Given problem:
Go through the listing and write out all of it exactly.

━━━━━ Excerpted records

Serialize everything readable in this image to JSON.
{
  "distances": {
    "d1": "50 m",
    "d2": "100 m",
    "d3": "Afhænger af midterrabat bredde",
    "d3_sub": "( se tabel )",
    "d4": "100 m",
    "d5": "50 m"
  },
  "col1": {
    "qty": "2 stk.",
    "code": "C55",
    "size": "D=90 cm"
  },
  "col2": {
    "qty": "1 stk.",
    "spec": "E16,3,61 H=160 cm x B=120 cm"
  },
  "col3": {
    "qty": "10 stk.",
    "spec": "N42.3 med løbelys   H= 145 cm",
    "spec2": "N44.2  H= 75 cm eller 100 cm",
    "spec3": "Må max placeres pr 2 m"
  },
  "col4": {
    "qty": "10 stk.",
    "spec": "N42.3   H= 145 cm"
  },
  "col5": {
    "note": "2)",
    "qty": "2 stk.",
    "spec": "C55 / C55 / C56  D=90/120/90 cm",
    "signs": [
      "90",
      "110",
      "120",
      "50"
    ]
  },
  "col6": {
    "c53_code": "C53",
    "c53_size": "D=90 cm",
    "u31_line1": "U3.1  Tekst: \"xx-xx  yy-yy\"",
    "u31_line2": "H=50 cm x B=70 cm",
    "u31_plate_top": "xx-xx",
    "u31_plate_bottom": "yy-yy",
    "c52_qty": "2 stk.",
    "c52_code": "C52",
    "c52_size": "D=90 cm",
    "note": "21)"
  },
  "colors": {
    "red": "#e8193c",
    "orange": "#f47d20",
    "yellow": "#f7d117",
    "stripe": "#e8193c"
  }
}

━━━━━━━━━━

Task output:
Serialize everything readable in this image to JSON.
{
  "distances": {
    "d1": "50 m",
    "d2": "100 m",
    "d3": "Afhænger af midterrabat bredde",
    "d3_sub": "( se tabel )",
    "d4": "100 m",
    "d5": "50 m"
  },
  "col1": {
    "qty": "2 stk.",
    "code": "C55",
    "size": "D=90 cm"
  },
  "col2": {
    "qty": "1 stk.",
    "spec": "E16,3,61 H=160 cm x B=120 cm"
  },
  "col3": {
    "qty": "10 stk.",
    "spec": "N42.3 med løbelys   H= 145 cm",
    "spec2": "N44.2  H= 75 cm eller 100 cm",
    "spec3": "Må max placeres pr 2 m"
  },
  "col4": {
    "qty": "10 stk.",
    "spec": "N42.3   H= 145 cm"
  },
  "col5": {
    "note": "2)",
    "qty": "2 stk.",
    "spec": "C55 / C55 / C56  D=90/120/90 cm",
    "signs": [
      "90",
      "110",
      "120",
      "50"
    ]
  },
  "col6": {
    "c53_code": "C53",
    "c53_size": "D=90 cm",
    "u31_line1": "U3.1  Tekst: \"xx-xx  yy-yy\"",
    "u31_line2": "H=50 cm x B=70 cm",
    "u31_plate_top": "xx-xx",
    "u31_plate_bottom": "yy-yy",
    "c52_qty": "2 stk.",
    "c52_code": "C52",
    "c52_size": "D=90 cm",
    "note": "21)"
  },
  "colors": {
    "red": "#e8193c",
    "orange": "#f47d20",
    "yellow": "#f7d117",
    "stripe": "#e8193c"
  }
}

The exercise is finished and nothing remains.